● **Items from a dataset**

□ □ □ □ □ □ □

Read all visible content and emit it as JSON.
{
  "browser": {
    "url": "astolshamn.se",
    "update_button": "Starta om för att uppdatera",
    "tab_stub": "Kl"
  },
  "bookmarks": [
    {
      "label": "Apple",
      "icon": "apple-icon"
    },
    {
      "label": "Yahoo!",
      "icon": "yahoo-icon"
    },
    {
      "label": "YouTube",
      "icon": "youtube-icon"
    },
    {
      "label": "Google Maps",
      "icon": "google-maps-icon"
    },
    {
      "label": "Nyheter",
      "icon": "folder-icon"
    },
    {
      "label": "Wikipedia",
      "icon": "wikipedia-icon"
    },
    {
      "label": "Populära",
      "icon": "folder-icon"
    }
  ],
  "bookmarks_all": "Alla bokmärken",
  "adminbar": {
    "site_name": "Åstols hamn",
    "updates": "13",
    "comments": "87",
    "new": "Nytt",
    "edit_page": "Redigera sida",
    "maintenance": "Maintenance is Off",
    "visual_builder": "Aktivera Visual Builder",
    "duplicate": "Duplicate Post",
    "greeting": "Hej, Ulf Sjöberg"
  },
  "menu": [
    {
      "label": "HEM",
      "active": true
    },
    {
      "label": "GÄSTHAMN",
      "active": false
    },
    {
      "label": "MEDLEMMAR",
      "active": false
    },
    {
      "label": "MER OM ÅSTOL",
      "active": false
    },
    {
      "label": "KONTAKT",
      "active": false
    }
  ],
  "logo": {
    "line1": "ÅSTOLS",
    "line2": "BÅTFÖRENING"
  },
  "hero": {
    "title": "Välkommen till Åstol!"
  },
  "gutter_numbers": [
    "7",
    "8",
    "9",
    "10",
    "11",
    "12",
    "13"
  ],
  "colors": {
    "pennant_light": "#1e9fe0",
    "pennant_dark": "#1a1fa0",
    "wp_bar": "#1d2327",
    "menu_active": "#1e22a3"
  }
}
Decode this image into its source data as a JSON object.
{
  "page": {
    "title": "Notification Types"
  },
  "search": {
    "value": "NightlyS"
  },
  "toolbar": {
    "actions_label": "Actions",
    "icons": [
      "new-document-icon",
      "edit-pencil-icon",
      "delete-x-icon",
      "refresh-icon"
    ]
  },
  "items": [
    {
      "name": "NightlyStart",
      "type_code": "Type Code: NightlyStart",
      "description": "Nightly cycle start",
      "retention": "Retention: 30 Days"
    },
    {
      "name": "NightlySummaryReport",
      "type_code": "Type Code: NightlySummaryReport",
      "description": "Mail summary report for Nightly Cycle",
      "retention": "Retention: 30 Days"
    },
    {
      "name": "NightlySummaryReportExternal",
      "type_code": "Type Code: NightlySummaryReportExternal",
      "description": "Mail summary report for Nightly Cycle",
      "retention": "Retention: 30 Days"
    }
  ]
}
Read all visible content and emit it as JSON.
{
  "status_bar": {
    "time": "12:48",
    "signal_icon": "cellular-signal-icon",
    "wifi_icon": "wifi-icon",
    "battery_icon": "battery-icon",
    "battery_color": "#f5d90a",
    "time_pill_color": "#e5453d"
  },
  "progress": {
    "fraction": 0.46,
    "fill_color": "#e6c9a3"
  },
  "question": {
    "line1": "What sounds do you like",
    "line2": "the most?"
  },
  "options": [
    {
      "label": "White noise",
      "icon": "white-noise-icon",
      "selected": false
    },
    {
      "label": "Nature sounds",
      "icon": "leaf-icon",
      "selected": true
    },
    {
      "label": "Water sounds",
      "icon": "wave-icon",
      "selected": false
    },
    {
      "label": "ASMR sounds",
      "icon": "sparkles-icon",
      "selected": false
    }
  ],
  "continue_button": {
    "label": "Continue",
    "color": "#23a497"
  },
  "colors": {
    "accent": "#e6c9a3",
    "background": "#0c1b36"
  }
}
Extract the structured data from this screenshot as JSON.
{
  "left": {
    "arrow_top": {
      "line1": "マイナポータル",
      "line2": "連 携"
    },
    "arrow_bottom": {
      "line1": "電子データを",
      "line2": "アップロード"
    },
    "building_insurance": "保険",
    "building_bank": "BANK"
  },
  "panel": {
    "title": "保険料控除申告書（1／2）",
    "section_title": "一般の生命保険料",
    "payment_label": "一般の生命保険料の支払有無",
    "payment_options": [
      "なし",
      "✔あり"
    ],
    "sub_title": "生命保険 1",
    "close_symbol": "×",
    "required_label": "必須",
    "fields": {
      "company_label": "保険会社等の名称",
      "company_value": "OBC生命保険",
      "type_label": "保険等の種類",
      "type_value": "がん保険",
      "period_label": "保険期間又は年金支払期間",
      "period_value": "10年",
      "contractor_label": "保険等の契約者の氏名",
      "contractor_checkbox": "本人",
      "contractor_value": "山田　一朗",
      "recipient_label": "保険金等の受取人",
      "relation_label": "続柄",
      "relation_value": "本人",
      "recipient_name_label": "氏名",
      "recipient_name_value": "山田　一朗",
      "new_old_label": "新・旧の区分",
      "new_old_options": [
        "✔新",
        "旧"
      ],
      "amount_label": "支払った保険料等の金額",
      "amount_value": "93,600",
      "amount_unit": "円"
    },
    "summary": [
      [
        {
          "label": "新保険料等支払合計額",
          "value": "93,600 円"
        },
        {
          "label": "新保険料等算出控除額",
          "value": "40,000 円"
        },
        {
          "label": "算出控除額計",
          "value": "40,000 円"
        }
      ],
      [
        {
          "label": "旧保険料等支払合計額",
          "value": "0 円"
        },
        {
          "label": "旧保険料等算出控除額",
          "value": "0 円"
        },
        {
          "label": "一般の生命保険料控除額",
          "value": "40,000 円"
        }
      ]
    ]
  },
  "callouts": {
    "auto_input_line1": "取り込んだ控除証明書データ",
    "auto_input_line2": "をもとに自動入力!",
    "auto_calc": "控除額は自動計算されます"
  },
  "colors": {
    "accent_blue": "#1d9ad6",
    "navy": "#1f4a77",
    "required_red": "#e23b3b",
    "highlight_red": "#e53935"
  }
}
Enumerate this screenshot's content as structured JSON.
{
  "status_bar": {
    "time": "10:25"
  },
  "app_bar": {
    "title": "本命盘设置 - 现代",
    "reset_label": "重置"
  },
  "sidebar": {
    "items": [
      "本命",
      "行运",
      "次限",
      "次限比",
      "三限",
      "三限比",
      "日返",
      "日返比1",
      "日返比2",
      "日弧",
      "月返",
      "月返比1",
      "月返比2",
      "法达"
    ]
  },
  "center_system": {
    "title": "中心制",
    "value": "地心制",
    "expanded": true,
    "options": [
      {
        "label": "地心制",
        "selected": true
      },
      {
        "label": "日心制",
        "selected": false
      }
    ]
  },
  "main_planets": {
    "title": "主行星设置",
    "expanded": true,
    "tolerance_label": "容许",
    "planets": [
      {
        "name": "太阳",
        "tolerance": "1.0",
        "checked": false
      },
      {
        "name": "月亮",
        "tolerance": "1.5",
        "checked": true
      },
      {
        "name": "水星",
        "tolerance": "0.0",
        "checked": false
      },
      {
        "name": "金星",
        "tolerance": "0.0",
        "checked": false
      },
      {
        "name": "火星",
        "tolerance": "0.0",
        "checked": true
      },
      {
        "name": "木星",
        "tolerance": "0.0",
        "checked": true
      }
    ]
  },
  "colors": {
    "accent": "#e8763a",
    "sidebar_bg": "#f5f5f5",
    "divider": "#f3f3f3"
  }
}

□ □ □ □ □ □ □

Please repeat the listing exactly, with nothing left out.

Read all visible content and emit it as JSON.
{
  "browser": {
    "url": "astolshamn.se",
    "update_button": "Starta om för att uppdatera",
    "tab_stub": "Kl"
  },
  "bookmarks": [
    {
      "label": "Apple",
      "icon": "apple-icon"
    },
    {
      "label": "Yahoo!",
      "icon": "yahoo-icon"
    },
    {
      "label": "YouTube",
      "icon": "youtube-icon"
    },
    {
      "label": "Google Maps",
      "icon": "google-maps-icon"
    },
    {
      "label": "Nyheter",
      "icon": "folder-icon"
    },
    {
      "label": "Wikipedia",
      "icon": "wikipedia-icon"
    },
    {
      "label": "Populära",
      "icon": "folder-icon"
    }
  ],
  "bookmarks_all": "Alla bokmärken",
  "adminbar": {
    "site_name": "Åstols hamn",
    "updates": "13",
    "comments": "87",
    "new": "Nytt",
    "edit_page": "Redigera sida",
    "maintenance": "Maintenance is Off",
    "visual_builder": "Aktivera Visual Builder",
    "duplicate": "Duplicate Post",
    "greeting": "Hej, Ulf Sjöberg"
  },
  "menu": [
    {
      "label": "HEM",
      "active": true
    },
    {
      "label": "GÄSTHAMN",
      "active": false
    },
    {
      "label": "MEDLEMMAR",
      "active": false
    },
    {
      "label": "MER OM ÅSTOL",
      "active": false
    },
    {
      "label": "KONTAKT",
      "active": false
    }
  ],
  "logo": {
    "line1": "ÅSTOLS",
    "line2": "BÅTFÖRENING"
  },
  "hero": {
    "title": "Välkommen till Åstol!"
  },
  "gutter_numbers": [
    "7",
    "8",
    "9",
    "10",
    "11",
    "12",
    "13"
  ],
  "colors": {
    "pennant_light": "#1e9fe0",
    "pennant_dark": "#1a1fa0",
    "wp_bar": "#1d2327",
    "menu_active": "#1e22a3"
  }
}
Decode this image into its source data as a JSON object.
{
  "page": {
    "title": "Notification Types"
  },
  "search": {
    "value": "NightlyS"
  },
  "toolbar": {
    "actions_label": "Actions",
    "icons": [
      "new-document-icon",
      "edit-pencil-icon",
      "delete-x-icon",
      "refresh-icon"
    ]
  },
  "items": [
    {
      "name": "NightlyStart",
      "type_code": "Type Code: NightlyStart",
      "description": "Nightly cycle start",
      "retention": "Retention: 30 Days"
    },
    {
      "name": "NightlySummaryReport",
      "type_code": "Type Code: NightlySummaryReport",
      "description": "Mail summary report for Nightly Cycle",
      "retention": "Retention: 30 Days"
    },
    {
      "name": "NightlySummaryReportExternal",
      "type_code": "Type Code: NightlySummaryReportExternal",
      "description": "Mail summary report for Nightly Cycle",
      "retention": "Retention: 30 Days"
    }
  ]
}
Read all visible content and emit it as JSON.
{
  "status_bar": {
    "time": "12:48",
    "signal_icon": "cellular-signal-icon",
    "wifi_icon": "wifi-icon",
    "battery_icon": "battery-icon",
    "battery_color": "#f5d90a",
    "time_pill_color": "#e5453d"
  },
  "progress": {
    "fraction": 0.46,
    "fill_color": "#e6c9a3"
  },
  "question": {
    "line1": "What sounds do you like",
    "line2": "the most?"
  },
  "options": [
    {
      "label": "White noise",
      "icon": "white-noise-icon",
      "selected": false
    },
    {
      "label": "Nature sounds",
      "icon": "leaf-icon",
      "selected": true
    },
    {
      "label": "Water sounds",
      "icon": "wave-icon",
      "selected": false
    },
    {
      "label": "ASMR sounds",
      "icon": "sparkles-icon",
      "selected": false
    }
  ],
  "continue_button": {
    "label": "Continue",
    "color": "#23a497"
  },
  "colors": {
    "accent": "#e6c9a3",
    "background": "#0c1b36"
  }
}
Extract the structured data from this screenshot as JSON.
{
  "left": {
    "arrow_top": {
      "line1": "マイナポータル",
      "line2": "連 携"
    },
    "arrow_bottom": {
      "line1": "電子データを",
      "line2": "アップロード"
    },
    "building_insurance": "保険",
    "building_bank": "BANK"
  },
  "panel": {
    "title": "保険料控除申告書（1／2）",
    "section_title": "一般の生命保険料",
    "payment_label": "一般の生命保険料の支払有無",
    "payment_options": [
      "なし",
      "✔あり"
    ],
    "sub_title": "生命保険 1",
    "close_symbol": "×",
    "required_label": "必須",
    "fields": {
      "company_label": "保険会社等の名称",
      "company_value": "OBC生命保険",
      "type_label": "保険等の種類",
      "type_value": "がん保険",
      "period_label": "保険期間又は年金支払期間",
      "period_value": "10年",
      "contractor_label": "保険等の契約者の氏名",
      "contractor_checkbox": "本人",
      "contractor_value": "山田　一朗",
      "recipient_label": "保険金等の受取人",
      "relation_label": "続柄",
      "relation_value": "本人",
      "recipient_name_label": "氏名",
      "recipient_name_value": "山田　一朗",
      "new_old_label": "新・旧の区分",
      "new_old_options": [
        "✔新",
        "旧"
      ],
      "amount_label": "支払った保険料等の金額",
      "amount_value": "93,600",
      "amount_unit": "円"
    },
    "summary": [
      [
        {
          "label": "新保険料等支払合計額",
          "value": "93,600 円"
        },
        {
          "label": "新保険料等算出控除額",
          "value": "40,000 円"
        },
        {
          "label": "算出控除額計",
          "value": "40,000 円"
        }
      ],
      [
        {
          "label": "旧保険料等支払合計額",
          "value": "0 円"
        },
        {
          "label": "旧保険料等算出控除額",
          "value": "0 円"
        },
        {
          "label": "一般の生命保険料控除額",
          "value": "40,000 円"
        }
      ]
    ]
  },
  "callouts": {
    "auto_input_line1": "取り込んだ控除証明書データ",
    "auto_input_line2": "をもとに自動入力!",
    "auto_calc": "控除額は自動計算されます"
  },
  "colors": {
    "accent_blue": "#1d9ad6",
    "navy": "#1f4a77",
    "required_red": "#e23b3b",
    "highlight_red": "#e53935"
  }
}
Enumerate this screenshot's content as structured JSON.
{
  "status_bar": {
    "time": "10:25"
  },
  "app_bar": {
    "title": "本命盘设置 - 现代",
    "reset_label": "重置"
  },
  "sidebar": {
    "items": [
      "本命",
      "行运",
      "次限",
      "次限比",
      "三限",
      "三限比",
      "日返",
      "日返比1",
      "日返比2",
      "日弧",
      "月返",
      "月返比1",
      "月返比2",
      "法达"
    ]
  },
  "center_system": {
    "title": "中心制",
    "value": "地心制",
    "expanded": true,
    "options": [
      {
        "label": "地心制",
        "selected": true
      },
      {
        "label": "日心制",
        "selected": false
      }
    ]
  },
  "main_planets": {
    "title": "主行星设置",
    "expanded": true,
    "tolerance_label": "容许",
    "planets": [
      {
        "name": "太阳",
        "tolerance": "1.0",
        "checked": false
      },
      {
        "name": "月亮",
        "tolerance": "1.5",
        "checked": true
      },
      {
        "name": "水星",
        "tolerance": "0.0",
        "checked": false
      },
      {
        "name": "金星",
        "tolerance": "0.0",
        "checked": false
      },
      {
        "name": "火星",
        "tolerance": "0.0",
        "checked": true
      },
      {
        "name": "木星",
        "tolerance": "0.0",
        "checked": true
      }
    ]
  },
  "colors": {
    "accent": "#e8763a",
    "sidebar_bg": "#f5f5f5",
    "divider": "#f3f3f3"
  }
}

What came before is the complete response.